## Start The data

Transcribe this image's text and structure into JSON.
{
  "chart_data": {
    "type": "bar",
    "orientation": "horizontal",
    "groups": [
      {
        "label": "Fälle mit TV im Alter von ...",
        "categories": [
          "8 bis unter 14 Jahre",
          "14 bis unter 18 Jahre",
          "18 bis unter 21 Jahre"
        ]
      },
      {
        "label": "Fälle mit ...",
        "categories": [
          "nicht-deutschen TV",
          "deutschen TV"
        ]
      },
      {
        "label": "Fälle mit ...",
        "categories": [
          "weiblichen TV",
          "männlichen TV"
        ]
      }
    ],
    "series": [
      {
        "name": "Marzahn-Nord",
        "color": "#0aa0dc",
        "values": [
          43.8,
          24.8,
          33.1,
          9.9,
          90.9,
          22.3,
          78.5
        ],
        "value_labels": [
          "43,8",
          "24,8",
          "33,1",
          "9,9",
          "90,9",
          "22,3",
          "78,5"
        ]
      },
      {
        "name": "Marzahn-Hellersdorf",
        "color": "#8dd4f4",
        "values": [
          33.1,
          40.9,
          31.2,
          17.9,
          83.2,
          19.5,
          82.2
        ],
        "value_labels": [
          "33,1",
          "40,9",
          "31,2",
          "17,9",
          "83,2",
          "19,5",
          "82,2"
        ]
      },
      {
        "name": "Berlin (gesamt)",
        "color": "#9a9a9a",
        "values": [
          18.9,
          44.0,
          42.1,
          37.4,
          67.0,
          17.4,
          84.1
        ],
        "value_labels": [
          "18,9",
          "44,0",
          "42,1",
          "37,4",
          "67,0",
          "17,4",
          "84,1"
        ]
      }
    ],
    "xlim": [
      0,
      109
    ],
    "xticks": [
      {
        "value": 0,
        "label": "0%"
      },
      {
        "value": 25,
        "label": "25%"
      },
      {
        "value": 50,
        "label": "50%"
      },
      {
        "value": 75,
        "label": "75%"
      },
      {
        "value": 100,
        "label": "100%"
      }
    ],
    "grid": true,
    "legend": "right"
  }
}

## End The data

Given exercise ▸
Extract the entries above verbatim.

Result below ▸
Transcribe this image's text and structure into JSON.
{
  "chart_data": {
    "type": "bar",
    "orientation": "horizontal",
    "groups": [
      {
        "label": "Fälle mit TV im Alter von ...",
        "categories": [
          "8 bis unter 14 Jahre",
          "14 bis unter 18 Jahre",
          "18 bis unter 21 Jahre"
        ]
      },
      {
        "label": "Fälle mit ...",
        "categories": [
          "nicht-deutschen TV",
          "deutschen TV"
        ]
      },
      {
        "label": "Fälle mit ...",
        "categories": [
          "weiblichen TV",
          "männlichen TV"
        ]
      }
    ],
    "series": [
      {
        "name": "Marzahn-Nord",
        "color": "#0aa0dc",
        "values": [
          43.8,
          24.8,
          33.1,
          9.9,
          90.9,
          22.3,
          78.5
        ],
        "value_labels": [
          "43,8",
          "24,8",
          "33,1",
          "9,9",
          "90,9",
          "22,3",
          "78,5"
        ]
      },
      {
        "name": "Marzahn-Hellersdorf",
        "color": "#8dd4f4",
        "values": [
          33.1,
          40.9,
          31.2,
          17.9,
          83.2,
          19.5,
          82.2
        ],
        "value_labels": [
          "33,1",
          "40,9",
          "31,2",
          "17,9",
          "83,2",
          "19,5",
          "82,2"
        ]
      },
      {
        "name": "Berlin (gesamt)",
        "color": "#9a9a9a",
        "values": [
          18.9,
          44.0,
          42.1,
          37.4,
          67.0,
          17.4,
          84.1
        ],
        "value_labels": [
          "18,9",
          "44,0",
          "42,1",
          "37,4",
          "67,0",
          "17,4",
          "84,1"
        ]
      }
    ],
    "xlim": [
      0,
      109
    ],
    "xticks": [
      {
        "value": 0,
        "label": "0%"
      },
      {
        "value": 25,
        "label": "25%"
      },
      {
        "value": 50,
        "label": "50%"
      },
      {
        "value": 75,
        "label": "75%"
      },
      {
        "value": 100,
        "label": "100%"
      }
    ],
    "grid": true,
    "legend": "right"
  }
}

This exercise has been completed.